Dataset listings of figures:
>>>
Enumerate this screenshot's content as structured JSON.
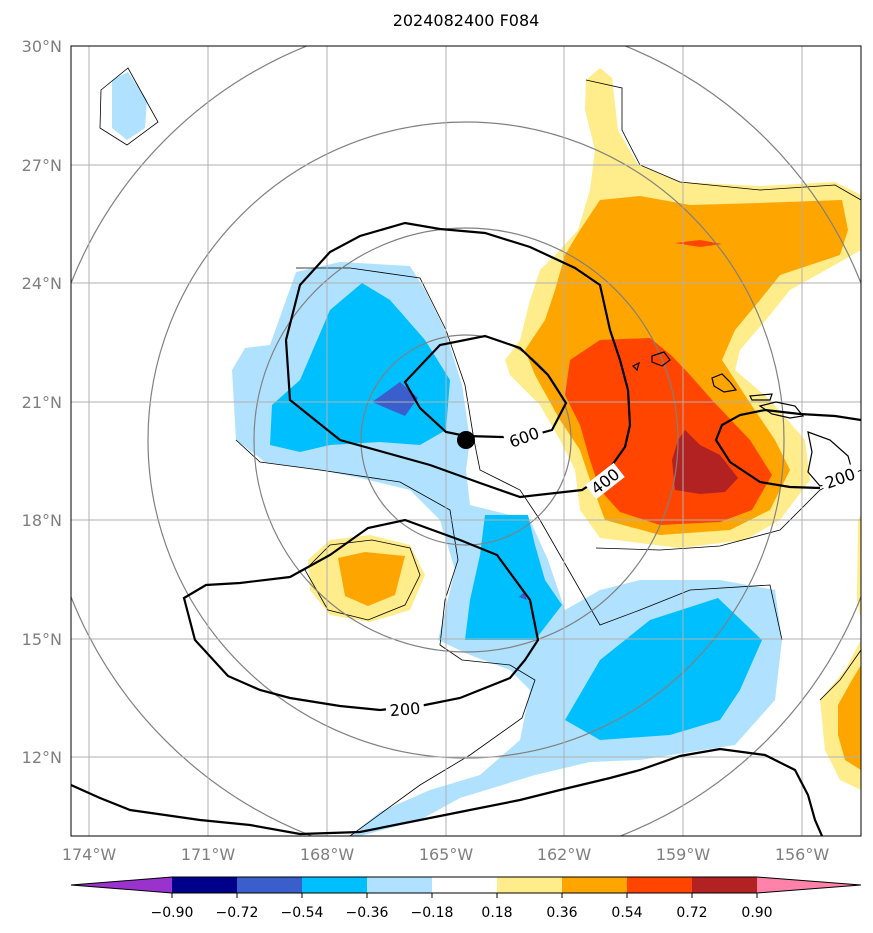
{
  "title": "2024082400 F084",
  "map": {
    "lon_range": [
      -174.5,
      -154.5
    ],
    "lat_range": [
      10.0,
      30.0
    ],
    "lat_ticks": [
      "30°N",
      "27°N",
      "24°N",
      "21°N",
      "18°N",
      "15°N",
      "12°N"
    ],
    "lon_ticks": [
      "174°W",
      "171°W",
      "168°W",
      "165°W",
      "162°W",
      "159°W",
      "156°W"
    ],
    "grid": true,
    "storm_center": {
      "lon": -164.6,
      "lat": 19.9
    },
    "contour_labels": [
      "600",
      "400",
      "200",
      "200"
    ]
  },
  "colorbar": {
    "ticks": [
      "−0.90",
      "−0.72",
      "−0.54",
      "−0.36",
      "−0.18",
      "0.18",
      "0.36",
      "0.54",
      "0.72",
      "0.90"
    ],
    "colors": [
      "#9a32cd",
      "#00008b",
      "#3a5fcd",
      "#00bfff",
      "#b0e2ff",
      "#ffffff",
      "#ffec8b",
      "#ffa500",
      "#ff4500",
      "#b22222",
      "#ff82ab"
    ],
    "extend": "both"
  }
}
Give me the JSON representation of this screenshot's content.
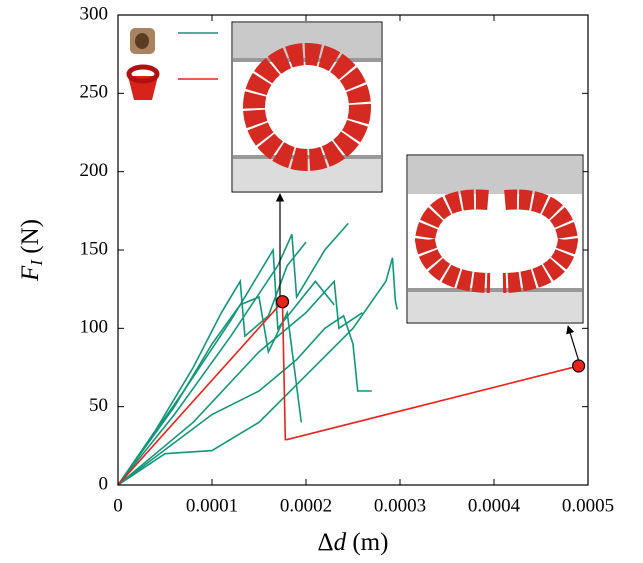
{
  "chart_data": {
    "type": "line",
    "xlabel": {
      "symbol": "Δ",
      "variable": "d",
      "unit": "(m)"
    },
    "ylabel": {
      "variable": "F",
      "subscript": "I",
      "unit": "(N)"
    },
    "xlim": [
      0,
      0.0005
    ],
    "xticks": [
      0,
      0.0001,
      0.0002,
      0.0003,
      0.0004,
      0.0005
    ],
    "ylim": [
      0,
      300
    ],
    "yticks": [
      0,
      50,
      100,
      150,
      200,
      250,
      300
    ],
    "series": [
      {
        "color": "#13967a",
        "mode": "lines",
        "x": [
          0,
          6e-05,
          0.00012,
          0.00017,
          0.000185,
          0.00019,
          0.00022,
          0.000245
        ],
        "values": [
          0,
          45,
          95,
          140,
          160,
          120,
          150,
          167
        ]
      },
      {
        "color": "#13967a",
        "mode": "lines",
        "x": [
          0,
          8e-05,
          0.00015,
          0.0002,
          0.00023,
          0.000235,
          0.00026
        ],
        "values": [
          0,
          40,
          85,
          110,
          130,
          100,
          110
        ]
      },
      {
        "color": "#13967a",
        "mode": "lines",
        "x": [
          0,
          5e-05,
          0.0001,
          0.00015,
          0.0002,
          0.00025,
          0.000285,
          0.000292,
          0.000295,
          0.000297
        ],
        "values": [
          0,
          20,
          22,
          40,
          70,
          100,
          130,
          145,
          118,
          112
        ]
      },
      {
        "color": "#13967a",
        "mode": "lines",
        "x": [
          0,
          6e-05,
          0.0001,
          0.00013,
          0.00015,
          0.00016,
          0.00018,
          0.000195
        ],
        "values": [
          0,
          50,
          90,
          115,
          120,
          85,
          110,
          40
        ]
      },
      {
        "color": "#13967a",
        "mode": "lines",
        "x": [
          0,
          7e-05,
          0.00012,
          0.00015,
          0.000165,
          0.00017,
          0.00021,
          0.00023
        ],
        "values": [
          0,
          60,
          105,
          135,
          150,
          100,
          130,
          115
        ]
      },
      {
        "color": "#13967a",
        "mode": "lines",
        "x": [
          0,
          0.0001,
          0.00015,
          0.00019,
          0.00022,
          0.00024,
          0.00025,
          0.000255,
          0.00027
        ],
        "values": [
          0,
          45,
          60,
          80,
          100,
          108,
          90,
          60,
          60
        ]
      },
      {
        "color": "#13967a",
        "mode": "lines",
        "x": [
          0,
          4e-05,
          8e-05,
          0.00011,
          0.00013,
          0.000135,
          0.00016,
          0.00018,
          0.0002
        ],
        "values": [
          0,
          35,
          75,
          110,
          130,
          95,
          108,
          140,
          155
        ]
      },
      {
        "color": "#e8231b",
        "mode": "lines",
        "x": [
          0,
          0.000175,
          0.000178,
          0.00018,
          0.00049
        ],
        "values": [
          0,
          117,
          29,
          29,
          76
        ]
      },
      {
        "color": "#e8231b",
        "mode": "markers",
        "x": [
          0.000175,
          0.00049
        ],
        "values": [
          117,
          76
        ]
      }
    ]
  }
}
<<<
> **GIVEN EXERCISE**
Restate the whole listing above exactly, except for its images.

> **TASK ANSWER**
Enumerate this screenshot's content as structured JSON.
{
  "title": "2024082400 F084",
  "map": {
    "lon_range": [
      -174.5,
      -154.5
    ],
    "lat_range": [
      10.0,
      30.0
    ],
    "lat_ticks": [
      "30°N",
      "27°N",
      "24°N",
      "21°N",
      "18°N",
      "15°N",
      "12°N"
    ],
    "lon_ticks": [
      "174°W",
      "171°W",
      "168°W",
      "165°W",
      "162°W",
      "159°W",
      "156°W"
    ],
    "grid": true,
    "storm_center": {
      "lon": -164.6,
      "lat": 19.9
    },
    "contour_labels": [
      "600",
      "400",
      "200",
      "200"
    ]
  },
  "colorbar": {
    "ticks": [
      "−0.90",
      "−0.72",
      "−0.54",
      "−0.36",
      "−0.18",
      "0.18",
      "0.36",
      "0.54",
      "0.72",
      "0.90"
    ],
    "colors": [
      "#9a32cd",
      "#00008b",
      "#3a5fcd",
      "#00bfff",
      "#b0e2ff",
      "#ffffff",
      "#ffec8b",
      "#ffa500",
      "#ff4500",
      "#b22222",
      "#ff82ab"
    ],
    "extend": "both"
  }
}
Give me the JSON representation of this screenshot's content.
{
  "chart_data": {
    "type": "line",
    "xlabel": {
      "symbol": "Δ",
      "variable": "d",
      "unit": "(m)"
    },
    "ylabel": {
      "variable": "F",
      "subscript": "I",
      "unit": "(N)"
    },
    "xlim": [
      0,
      0.0005
    ],
    "xticks": [
      0,
      0.0001,
      0.0002,
      0.0003,
      0.0004,
      0.0005
    ],
    "ylim": [
      0,
      300
    ],
    "yticks": [
      0,
      50,
      100,
      150,
      200,
      250,
      300
    ],
    "series": [
      {
        "color": "#13967a",
        "mode": "lines",
        "x": [
          0,
          6e-05,
          0.00012,
          0.00017,
          0.000185,
          0.00019,
          0.00022,
          0.000245
        ],
        "values": [
          0,
          45,
          95,
          140,
          160,
          120,
          150,
          167
        ]
      },
      {
        "color": "#13967a",
        "mode": "lines",
        "x": [
          0,
          8e-05,
          0.00015,
          0.0002,
          0.00023,
          0.000235,
          0.00026
        ],
        "values": [
          0,
          40,
          85,
          110,
          130,
          100,
          110
        ]
      },
      {
        "color": "#13967a",
        "mode": "lines",
        "x": [
          0,
          5e-05,
          0.0001,
          0.00015,
          0.0002,
          0.00025,
          0.000285,
          0.000292,
          0.000295,
          0.000297
        ],
        "values": [
          0,
          20,
          22,
          40,
          70,
          100,
          130,
          145,
          118,
          112
        ]
      },
      {
        "color": "#13967a",
        "mode": "lines",
        "x": [
          0,
          6e-05,
          0.0001,
          0.00013,
          0.00015,
          0.00016,
          0.00018,
          0.000195
        ],
        "values": [
          0,
          50,
          90,
          115,
          120,
          85,
          110,
          40
        ]
      },
      {
        "color": "#13967a",
        "mode": "lines",
        "x": [
          0,
          7e-05,
          0.00012,
          0.00015,
          0.000165,
          0.00017,
          0.00021,
          0.00023
        ],
        "values": [
          0,
          60,
          105,
          135,
          150,
          100,
          130,
          115
        ]
      },
      {
        "color": "#13967a",
        "mode": "lines",
        "x": [
          0,
          0.0001,
          0.00015,
          0.00019,
          0.00022,
          0.00024,
          0.00025,
          0.000255,
          0.00027
        ],
        "values": [
          0,
          45,
          60,
          80,
          100,
          108,
          90,
          60,
          60
        ]
      },
      {
        "color": "#13967a",
        "mode": "lines",
        "x": [
          0,
          4e-05,
          8e-05,
          0.00011,
          0.00013,
          0.000135,
          0.00016,
          0.00018,
          0.0002
        ],
        "values": [
          0,
          35,
          75,
          110,
          130,
          95,
          108,
          140,
          155
        ]
      },
      {
        "color": "#e8231b",
        "mode": "lines",
        "x": [
          0,
          0.000175,
          0.000178,
          0.00018,
          0.00049
        ],
        "values": [
          0,
          117,
          29,
          29,
          76
        ]
      },
      {
        "color": "#e8231b",
        "mode": "markers",
        "x": [
          0.000175,
          0.00049
        ],
        "values": [
          117,
          76
        ]
      }
    ]
  }
}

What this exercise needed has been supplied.